[Document segment]
Actually, our first week in our new ward was very interesting. The family that spoke was leaving Hawaii to return to Taiwan. After the meeting many ward members lined up to give hugs and gifts while someone sang 'Aloha, Hawaii' at the pulpit.

There are other intriguing aspects. Our Bishop is a large Mauri from New Zealand. We spend five minutes of opening excercises talking about how the young men did in their high school or junior high sports. Also, lots of young men come to church wearing the lava-lava and sandals. I think it's fascinating that Hawaiians have somehow managed to incorporate many cultural features into church worship, whereas other regions are very Utahn. I have a theory about this...




Dear 301 nights,

Shouldn't you change the name of your site to 301NIH to reflect your new setting?

Mik Rell-im
Helsinki, Finland

This has been a matter of internal debate for several months now. It no longer makes sense to go with 301nightsinbangkok now that we're in Hawaii. On the other hand, the 301NIB brand is now recognized worldwide. From a marketing standpoint, we can't change it now. Can you imagine IBM, Pepsi, or Toyota changing their name? How can we adapt to the changing character of our product without sacrificing brand-name recognition? We may need to call in Senior Project Manager Cluff.




Dear 301NIB,

What do you do for fun in Laie? Still playing "Guess that fan speed?"

Hot Toddy
Elk Grove, CA

You knock the game because you've never tried it. Our market research suggests its the fastest growing fan-based game among Canadian-American families living in Nonthaburi province.

[Given exercise A]
Write out the blog excerpt word for word.
The blog excerpt and the records are unrelated to each other.

[Extracted material]

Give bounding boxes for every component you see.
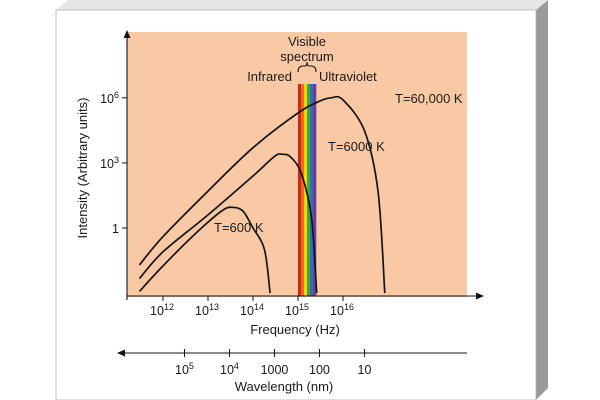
wavelength-tick-label-1: 104 <box>220 361 239 377</box>
spectrum-stripe-5 <box>313 84 317 296</box>
spectrum-stripe-4 <box>310 84 314 296</box>
spectrum-stripe-0 <box>298 84 302 296</box>
y-tick-label-2: 106 <box>100 90 119 106</box>
y-tick-label-0: 1 <box>112 222 119 236</box>
series-curve-0 <box>138 206 271 294</box>
infrared-label: Infrared <box>247 69 292 84</box>
series-label-6000k: T=6000 K <box>328 139 385 154</box>
frame-right-side <box>536 0 548 400</box>
ultraviolet-label: Ultraviolet <box>319 69 377 84</box>
series-label-600k: T=600 K <box>214 220 264 235</box>
wavelength-tick-label-4: 10 <box>358 363 372 377</box>
x-tick-label-0: 1012 <box>150 302 174 318</box>
visible-spectrum-brace <box>297 61 317 73</box>
y-axis-label: Intensity (Arbitrary units) <box>75 98 90 239</box>
wavelength-tick-label-0: 105 <box>175 361 194 377</box>
wavelength-tick-label-3: 100 <box>309 363 330 377</box>
series-label-60000k: T=60,000 K <box>395 91 463 106</box>
visible-spectrum-label-bottom: spectrum <box>280 49 333 64</box>
curves <box>138 95 386 294</box>
y-axis-arrow <box>123 30 131 38</box>
frame-top-edge <box>56 0 548 10</box>
x-tick-label-1: 1013 <box>195 302 219 318</box>
visible-spectrum-label-top: Visible <box>288 34 326 49</box>
series-curve-2 <box>138 95 386 294</box>
wavelength-axis-ticks: 105 104 1000 100 10 <box>175 349 371 377</box>
wavelength-axis-arrow <box>117 349 125 357</box>
wavelength-axis-label: Wavelength (nm) <box>235 379 334 394</box>
y-tick-label-1: 103 <box>100 155 119 171</box>
x-axis-arrow <box>476 292 484 300</box>
x-axis-label: Frequency (Hz) <box>250 322 340 337</box>
x-tick-label-3: 1015 <box>285 302 309 318</box>
series-curve-1 <box>138 153 318 294</box>
axis-ticks: 1012 1013 1014 1015 1016 1 103 106 <box>100 90 354 318</box>
x-tick-label-2: 1014 <box>240 302 264 318</box>
wavelength-tick-label-2: 1000 <box>261 363 289 377</box>
x-tick-label-4: 1016 <box>330 302 354 318</box>
visible-spectrum-band <box>298 84 317 296</box>
spectrum-stripe-1 <box>301 84 305 296</box>
spectrum-stripe-3 <box>307 84 311 296</box>
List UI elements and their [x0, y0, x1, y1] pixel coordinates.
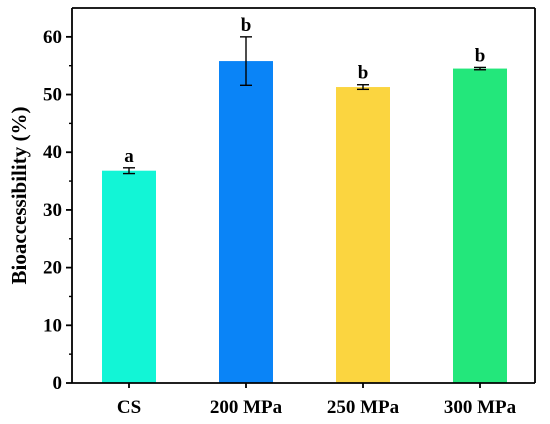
y-tick-label: 10 [43, 315, 62, 336]
x-tick-label: 200 MPa [210, 397, 283, 418]
bar [336, 87, 390, 384]
bar [453, 68, 507, 384]
significance-label: b [241, 15, 252, 36]
y-tick-label: 40 [43, 142, 62, 163]
bar [219, 61, 273, 383]
error-bars-layer [123, 36, 486, 175]
significance-label: b [475, 45, 486, 66]
y-axis-title: Bioaccessibility (%) [7, 107, 31, 285]
bars-layer [102, 61, 507, 384]
bar [102, 170, 156, 383]
y-tick-label: 0 [53, 373, 63, 394]
x-tick-label: CS [117, 397, 141, 418]
x-tick-label: 250 MPa [327, 397, 400, 418]
y-tick-label: 60 [43, 27, 62, 48]
significance-labels-layer: a b b b [124, 15, 485, 167]
significance-label: b [358, 63, 369, 84]
y-tick-label: 50 [43, 85, 62, 106]
ticks-layer: CS 200 MPa 250 MPa 300 MPa 0 10 20 30 40 50 60 [43, 27, 517, 418]
axes-layer [71, 7, 536, 384]
significance-label: a [124, 146, 134, 167]
y-tick-label: 30 [43, 200, 62, 221]
y-tick-label: 20 [43, 258, 62, 279]
x-tick-label: 300 MPa [444, 397, 517, 418]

[Given exercise B]
Rewrite the records from the line with "wavelength-tick-label-1: 104 <box>220" to the line with "x-tick-label-1: 1013 <box>195", changing "series-label" to "curve-label" and keeping everything else the same. Give only those lines.

[Task solution A]
Actually, our first week in our new ward was very interesting. The family that spoke was leaving Hawaii to return to Taiwan. After the meeting many ward members lined up to give hugs and gifts while someone sang 'Aloha, Hawaii' at the pulpit.

There are other intriguing aspects. Our Bishop is a large Mauri from New Zealand. We spend five minutes of opening excercises talking about how the young men did in their high school or junior high sports. Also, lots of young men come to church wearing the lava-lava and sandals. I think it's fascinating that Hawaiians have somehow managed to incorporate many cultural features into church worship, whereas other regions are very Utahn. I have a theory about this...




Dear 301 nights,

Shouldn't you change the name of your site to 301NIH to reflect your new setting?

Mik Rell-im
Helsinki, Finland

This has been a matter of internal debate for several months now. It no longer makes sense to go with 301nightsinbangkok now that we're in Hawaii. On the other hand, the 301NIB brand is now recognized worldwide. From a marketing standpoint, we can't change it now. Can you imagine IBM, Pepsi, or Toyota changing their name? How can we adapt to the changing character of our product without sacrificing brand-name recognition? We may need to call in Senior Project Manager Cluff.




Dear 301NIB,

What do you do for fun in Laie? Still playing "Guess that fan speed?"

Hot Toddy
Elk Grove, CA

You knock the game because you've never tried it. Our market research suggests its the fastest growing fan-based game among Canadian-American families living in Nonthaburi province.

[Task solution B]
wavelength-tick-label-1: 104 <box>220 361 239 377</box>
spectrum-stripe-5 <box>313 84 317 296</box>
spectrum-stripe-4 <box>310 84 314 296</box>
spectrum-stripe-0 <box>298 84 302 296</box>
y-tick-label-2: 106 <box>100 90 119 106</box>
y-tick-label-0: 1 <box>112 222 119 236</box>
series-curve-0 <box>138 206 271 294</box>
infrared-label: Infrared <box>247 69 292 84</box>
curve-label-6000k: T=6000 K <box>328 139 385 154</box>
frame-right-side <box>536 0 548 400</box>
ultraviolet-label: Ultraviolet <box>319 69 377 84</box>
curve-label-600k: T=600 K <box>214 220 264 235</box>
wavelength-tick-label-4: 10 <box>358 363 372 377</box>
x-tick-label-0: 1012 <box>150 302 174 318</box>
visible-spectrum-brace <box>297 61 317 73</box>
y-axis-label: Intensity (Arbitrary units) <box>75 98 90 239</box>
wavelength-tick-label-0: 105 <box>175 361 194 377</box>
wavelength-tick-label-3: 100 <box>309 363 330 377</box>
curve-label-60000k: T=60,000 K <box>395 91 463 106</box>
visible-spectrum-label-bottom: spectrum <box>280 49 333 64</box>
curves <box>138 95 386 294</box>
y-axis-arrow <box>123 30 131 38</box>
frame-top-edge <box>56 0 548 10</box>
x-tick-label-1: 1013 <box>195 302 219 318</box>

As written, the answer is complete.